### Problem requirements
Copy the data below word for word, from its first line up to and including the line with "y-tick-label: 0.4 <box>69 444 91 462</box>".

***

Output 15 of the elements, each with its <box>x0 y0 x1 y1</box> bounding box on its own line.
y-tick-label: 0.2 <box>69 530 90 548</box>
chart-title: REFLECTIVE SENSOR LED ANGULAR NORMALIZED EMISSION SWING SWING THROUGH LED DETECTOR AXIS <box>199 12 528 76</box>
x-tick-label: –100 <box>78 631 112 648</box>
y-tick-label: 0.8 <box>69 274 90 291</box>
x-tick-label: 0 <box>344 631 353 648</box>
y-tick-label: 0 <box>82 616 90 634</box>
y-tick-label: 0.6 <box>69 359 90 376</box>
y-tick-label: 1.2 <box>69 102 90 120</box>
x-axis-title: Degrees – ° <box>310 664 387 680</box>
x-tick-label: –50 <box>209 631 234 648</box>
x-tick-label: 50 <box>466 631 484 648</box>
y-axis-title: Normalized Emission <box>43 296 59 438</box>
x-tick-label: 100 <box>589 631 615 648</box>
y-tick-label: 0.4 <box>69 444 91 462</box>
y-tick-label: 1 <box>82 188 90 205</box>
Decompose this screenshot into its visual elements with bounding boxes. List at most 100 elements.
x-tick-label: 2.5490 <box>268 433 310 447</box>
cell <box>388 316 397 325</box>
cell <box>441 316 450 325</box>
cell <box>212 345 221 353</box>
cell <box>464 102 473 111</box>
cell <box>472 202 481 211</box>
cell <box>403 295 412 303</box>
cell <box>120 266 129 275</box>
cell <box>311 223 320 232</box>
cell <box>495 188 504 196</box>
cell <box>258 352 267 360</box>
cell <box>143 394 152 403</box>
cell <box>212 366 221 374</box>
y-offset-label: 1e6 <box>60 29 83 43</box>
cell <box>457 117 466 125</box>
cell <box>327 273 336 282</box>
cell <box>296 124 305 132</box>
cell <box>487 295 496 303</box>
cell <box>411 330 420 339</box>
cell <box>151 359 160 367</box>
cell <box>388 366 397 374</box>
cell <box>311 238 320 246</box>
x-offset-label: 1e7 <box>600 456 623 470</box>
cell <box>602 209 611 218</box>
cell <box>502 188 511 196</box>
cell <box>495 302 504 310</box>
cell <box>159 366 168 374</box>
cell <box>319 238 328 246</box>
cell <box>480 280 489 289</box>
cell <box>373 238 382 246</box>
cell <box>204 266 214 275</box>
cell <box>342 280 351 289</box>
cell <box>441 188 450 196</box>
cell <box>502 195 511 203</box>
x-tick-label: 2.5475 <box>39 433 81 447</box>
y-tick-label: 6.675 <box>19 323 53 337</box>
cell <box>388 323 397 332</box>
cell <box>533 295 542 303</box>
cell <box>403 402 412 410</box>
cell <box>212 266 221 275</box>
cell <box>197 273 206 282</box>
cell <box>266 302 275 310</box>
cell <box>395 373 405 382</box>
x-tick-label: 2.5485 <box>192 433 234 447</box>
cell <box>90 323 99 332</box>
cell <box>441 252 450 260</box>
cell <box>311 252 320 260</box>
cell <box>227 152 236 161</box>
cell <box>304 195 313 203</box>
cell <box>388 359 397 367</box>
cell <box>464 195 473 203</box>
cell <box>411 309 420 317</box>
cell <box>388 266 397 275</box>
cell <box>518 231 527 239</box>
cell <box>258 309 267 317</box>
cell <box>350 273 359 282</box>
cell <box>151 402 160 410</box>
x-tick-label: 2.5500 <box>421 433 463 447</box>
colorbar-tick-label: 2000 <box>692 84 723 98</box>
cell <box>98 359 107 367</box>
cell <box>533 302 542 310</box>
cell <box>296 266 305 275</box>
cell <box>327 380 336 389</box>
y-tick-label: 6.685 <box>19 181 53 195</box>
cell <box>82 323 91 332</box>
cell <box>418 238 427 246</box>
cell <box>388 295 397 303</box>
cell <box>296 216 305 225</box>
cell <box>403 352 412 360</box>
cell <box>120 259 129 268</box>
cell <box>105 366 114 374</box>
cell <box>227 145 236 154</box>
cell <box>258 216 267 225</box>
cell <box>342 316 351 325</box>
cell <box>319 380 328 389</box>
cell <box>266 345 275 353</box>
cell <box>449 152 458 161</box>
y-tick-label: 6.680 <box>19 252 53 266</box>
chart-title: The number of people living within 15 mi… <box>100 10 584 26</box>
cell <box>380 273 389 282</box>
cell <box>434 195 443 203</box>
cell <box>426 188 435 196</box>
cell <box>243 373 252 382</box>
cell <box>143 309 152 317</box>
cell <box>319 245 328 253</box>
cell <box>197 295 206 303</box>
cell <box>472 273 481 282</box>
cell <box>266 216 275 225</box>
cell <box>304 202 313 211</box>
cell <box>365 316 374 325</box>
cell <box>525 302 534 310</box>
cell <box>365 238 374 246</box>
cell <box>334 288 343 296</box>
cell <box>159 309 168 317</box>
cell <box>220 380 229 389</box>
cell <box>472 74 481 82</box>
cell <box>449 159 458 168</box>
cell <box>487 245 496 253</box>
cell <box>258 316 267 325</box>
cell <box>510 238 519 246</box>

***

### Result
Output 15 of the elements, each with its <box>x0 y0 x1 y1</box> bounding box on its own line.
y-tick-label: 0.2 <box>69 530 90 548</box>
chart-title: REFLECTIVE SENSOR LED ANGULAR NORMALIZED EMISSION SWING SWING THROUGH LED DETECTOR AXIS <box>199 12 528 76</box>
x-tick-label: –100 <box>78 631 112 648</box>
y-tick-label: 0.8 <box>69 274 90 291</box>
x-tick-label: 0 <box>344 631 353 648</box>
y-tick-label: 0 <box>82 616 90 634</box>
y-tick-label: 0.6 <box>69 359 90 376</box>
y-tick-label: 1.2 <box>69 102 90 120</box>
x-axis-title: Degrees – ° <box>310 664 387 680</box>
x-tick-label: –50 <box>209 631 234 648</box>
x-tick-label: 50 <box>466 631 484 648</box>
y-axis-title: Normalized Emission <box>43 296 59 438</box>
x-tick-label: 100 <box>589 631 615 648</box>
y-tick-label: 0.4 <box>69 444 91 462</box>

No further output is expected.